» TASK TO CARRY OUT
Below are the entries; transcribe them exactly and drop every picture.

» MATERIAL SUPPLIED
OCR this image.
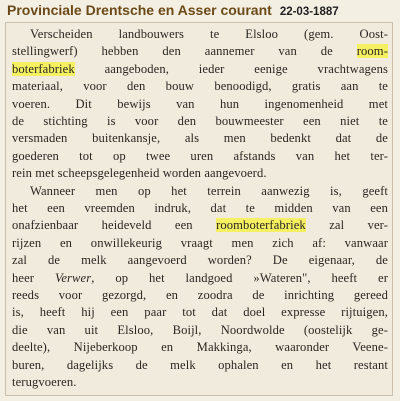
Provinciale Drentsche en Asser courant 22-03-1887
Verscheiden landbouwers te Elsloo (gem. Oost-
stellingwerf) hebben den aannemer van de room-
boterfabriek aangeboden, ieder eenige vrachtwagens
materiaal, voor den bouw benoodigd, gratis aan te
voeren. Dit bewijs van hun ingenomenheid met
de stichting is voor den bouwmeester een niet te
versmaden buitenkansje, als men bedenkt dat de
goederen tot op twee uren afstands van het ter-
rein met scheepsgelegenheid worden aangevoerd.
Wanneer men op het terrein aanwezig is, geeft
het een vreemden indruk, dat te midden van een
onafzienbaar heideveld een roomboterfabriek zal ver-
rijzen en onwillekeurig vraagt men zich af: vanwaar
zal de melk aangevoerd worden? De eigenaar, de
heer Verwer, op het landgoed »Wateren", heeft er
reeds voor gezorgd, en zoodra de inrichting gereed
is, heeft hij een paar tot dat doel expresse rijtuigen,
die van uit Elsloo, Boijl, Noordwolde (oostelijk ge-
deelte), Nijeberkoop en Makkinga, waaronder Veene-
buren, dagelijks de melk ophalen en het restant
terugvoeren.
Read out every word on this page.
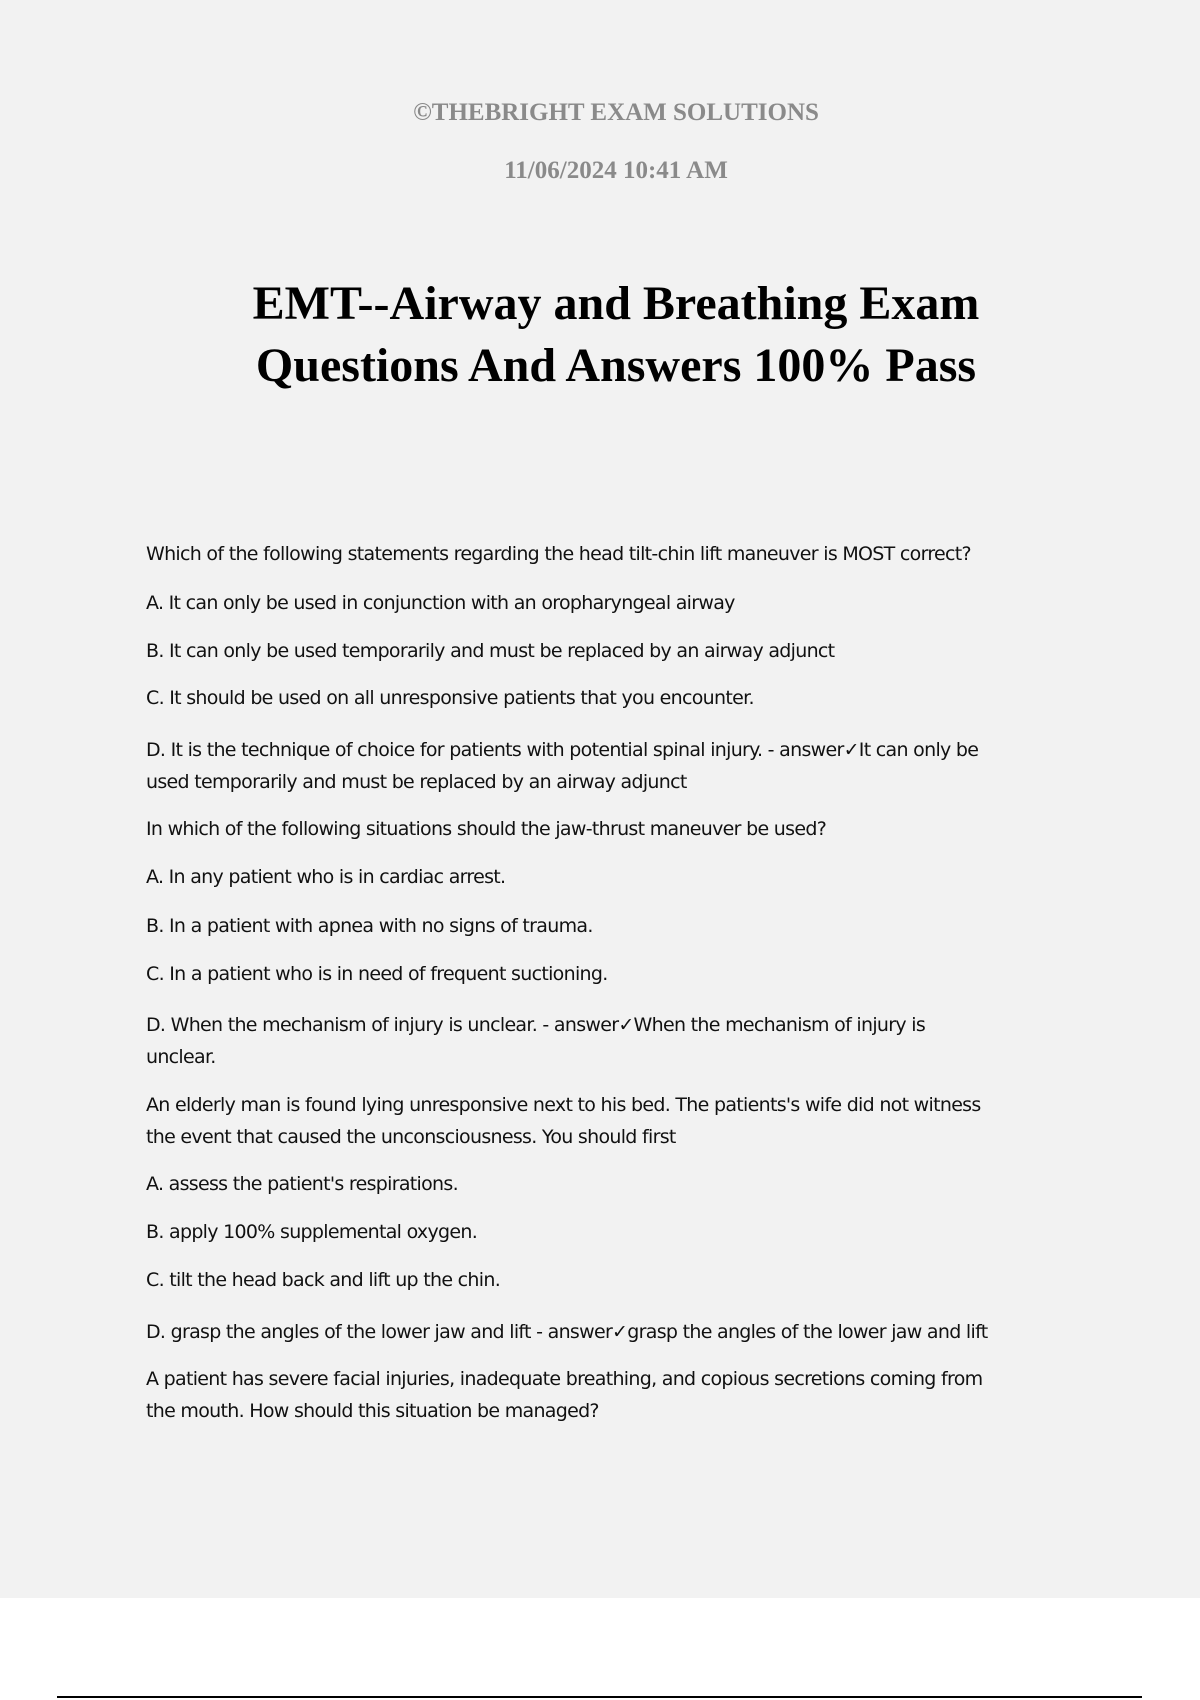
©THEBRIGHT EXAM SOLUTIONS
11/06/2024 10:41 AM
EMT--Airway and Breathing Exam
Questions And Answers 100% Pass
Which of the following statements regarding the head tilt-chin lift maneuver is MOST correct?
A. It can only be used in conjunction with an oropharyngeal airway
B. It can only be used temporarily and must be replaced by an airway adjunct
C. It should be used on all unresponsive patients that you encounter.
D. It is the technique of choice for patients with potential spinal injury. - answer✓It can only be
used temporarily and must be replaced by an airway adjunct
In which of the following situations should the jaw-thrust maneuver be used?
A. In any patient who is in cardiac arrest.
B. In a patient with apnea with no signs of trauma.
C. In a patient who is in need of frequent suctioning.
D. When the mechanism of injury is unclear. - answer✓When the mechanism of injury is
unclear.
An elderly man is found lying unresponsive next to his bed. The patients's wife did not witness
the event that caused the unconsciousness. You should first
A. assess the patient's respirations.
B. apply 100% supplemental oxygen.
C. tilt the head back and lift up the chin.
D. grasp the angles of the lower jaw and lift - answer✓grasp the angles of the lower jaw and lift
A patient has severe facial injuries, inadequate breathing, and copious secretions coming from
the mouth. How should this situation be managed?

» ANSWER SPACE
OCR this image.
Provinciale Drentsche en Asser courant 22-03-1887
Verscheiden landbouwers te Elsloo (gem. Oost-
stellingwerf) hebben den aannemer van de room-
boterfabriek aangeboden, ieder eenige vrachtwagens
materiaal, voor den bouw benoodigd, gratis aan te
voeren. Dit bewijs van hun ingenomenheid met
de stichting is voor den bouwmeester een niet te
versmaden buitenkansje, als men bedenkt dat de
goederen tot op twee uren afstands van het ter-
rein met scheepsgelegenheid worden aangevoerd.
Wanneer men op het terrein aanwezig is, geeft
het een vreemden indruk, dat te midden van een
onafzienbaar heideveld een roomboterfabriek zal ver-
rijzen en onwillekeurig vraagt men zich af: vanwaar
zal de melk aangevoerd worden? De eigenaar, de
heer Verwer, op het landgoed »Wateren", heeft er
reeds voor gezorgd, en zoodra de inrichting gereed
is, heeft hij een paar tot dat doel expresse rijtuigen,
die van uit Elsloo, Boijl, Noordwolde (oostelijk ge-
deelte), Nijeberkoop en Makkinga, waaronder Veene-
buren, dagelijks de melk ophalen en het restant
terugvoeren.
Read out every word on this page.
©THEBRIGHT EXAM SOLUTIONS
11/06/2024 10:41 AM
EMT--Airway and Breathing Exam
Questions And Answers 100% Pass
Which of the following statements regarding the head tilt-chin lift maneuver is MOST correct?
A. It can only be used in conjunction with an oropharyngeal airway
B. It can only be used temporarily and must be replaced by an airway adjunct
C. It should be used on all unresponsive patients that you encounter.
D. It is the technique of choice for patients with potential spinal injury. - answer✓It can only be
used temporarily and must be replaced by an airway adjunct
In which of the following situations should the jaw-thrust maneuver be used?
A. In any patient who is in cardiac arrest.
B. In a patient with apnea with no signs of trauma.
C. In a patient who is in need of frequent suctioning.
D. When the mechanism of injury is unclear. - answer✓When the mechanism of injury is
unclear.
An elderly man is found lying unresponsive next to his bed. The patients's wife did not witness
the event that caused the unconsciousness. You should first
A. assess the patient's respirations.
B. apply 100% supplemental oxygen.
C. tilt the head back and lift up the chin.
D. grasp the angles of the lower jaw and lift - answer✓grasp the angles of the lower jaw and lift
A patient has severe facial injuries, inadequate breathing, and copious secretions coming from
the mouth. How should this situation be managed?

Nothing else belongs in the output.